Written problem
Leave out the pictures and repeat everything else in the records exactly.

Dataset

######

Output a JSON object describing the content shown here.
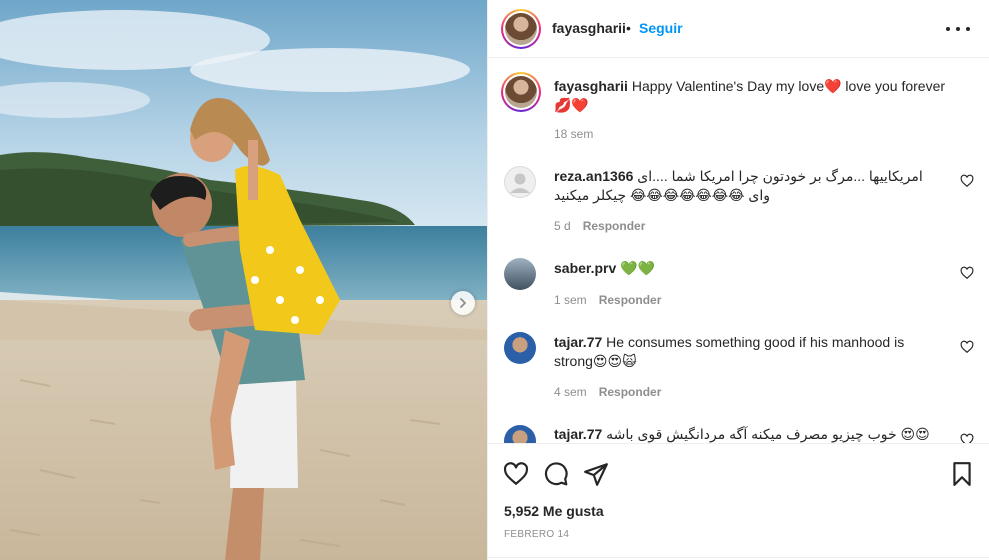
{
  "post": {
    "username": "fayasgharii",
    "dot": "•",
    "follow_label": "Seguir",
    "caption_text": "Happy Valentine's Day my love❤️ love you forever 💋❤️",
    "caption_time": "18 sem"
  },
  "comments": [
    {
      "username": "reza.an1366",
      "text": "امریکاییها ...مرگ بر خودتون چرا امریکا شما ....ای وای 😂😂😂😂😂😂😂 چیکلر میکنید",
      "time": "5 d",
      "reply_label": "Responder",
      "avatar_icon": "default-avatar-icon"
    },
    {
      "username": "saber.prv",
      "text": "💚💚",
      "time": "1 sem",
      "reply_label": "Responder"
    },
    {
      "username": "tajar.77",
      "text": "He consumes something good if his manhood is strong😍😍🙀",
      "time": "4 sem",
      "reply_label": "Responder"
    },
    {
      "username": "tajar.77",
      "text": "خوب چیزیو مصرف میکنه آگه مردانگیش قوی باشه 😍😍",
      "time": "",
      "reply_label": ""
    }
  ],
  "actions": {
    "likes": "5,952 Me gusta",
    "date": "FEBRERO 14"
  },
  "colors": {
    "accent": "#0095f6",
    "text": "#262626",
    "secondary": "#8e8e8e",
    "border": "#efefef"
  }
}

######

The result
Output a JSON object describing the content shown here.
{
  "post": {
    "username": "fayasgharii",
    "dot": "•",
    "follow_label": "Seguir",
    "caption_text": "Happy Valentine's Day my love❤️ love you forever 💋❤️",
    "caption_time": "18 sem"
  },
  "comments": [
    {
      "username": "reza.an1366",
      "text": "امریکاییها ...مرگ بر خودتون چرا امریکا شما ....ای وای 😂😂😂😂😂😂😂 چیکلر میکنید",
      "time": "5 d",
      "reply_label": "Responder",
      "avatar_icon": "default-avatar-icon"
    },
    {
      "username": "saber.prv",
      "text": "💚💚",
      "time": "1 sem",
      "reply_label": "Responder"
    },
    {
      "username": "tajar.77",
      "text": "He consumes something good if his manhood is strong😍😍🙀",
      "time": "4 sem",
      "reply_label": "Responder"
    },
    {
      "username": "tajar.77",
      "text": "خوب چیزیو مصرف میکنه آگه مردانگیش قوی باشه 😍😍",
      "time": "",
      "reply_label": ""
    }
  ],
  "actions": {
    "likes": "5,952 Me gusta",
    "date": "FEBRERO 14"
  },
  "colors": {
    "accent": "#0095f6",
    "text": "#262626",
    "secondary": "#8e8e8e",
    "border": "#efefef"
  }
}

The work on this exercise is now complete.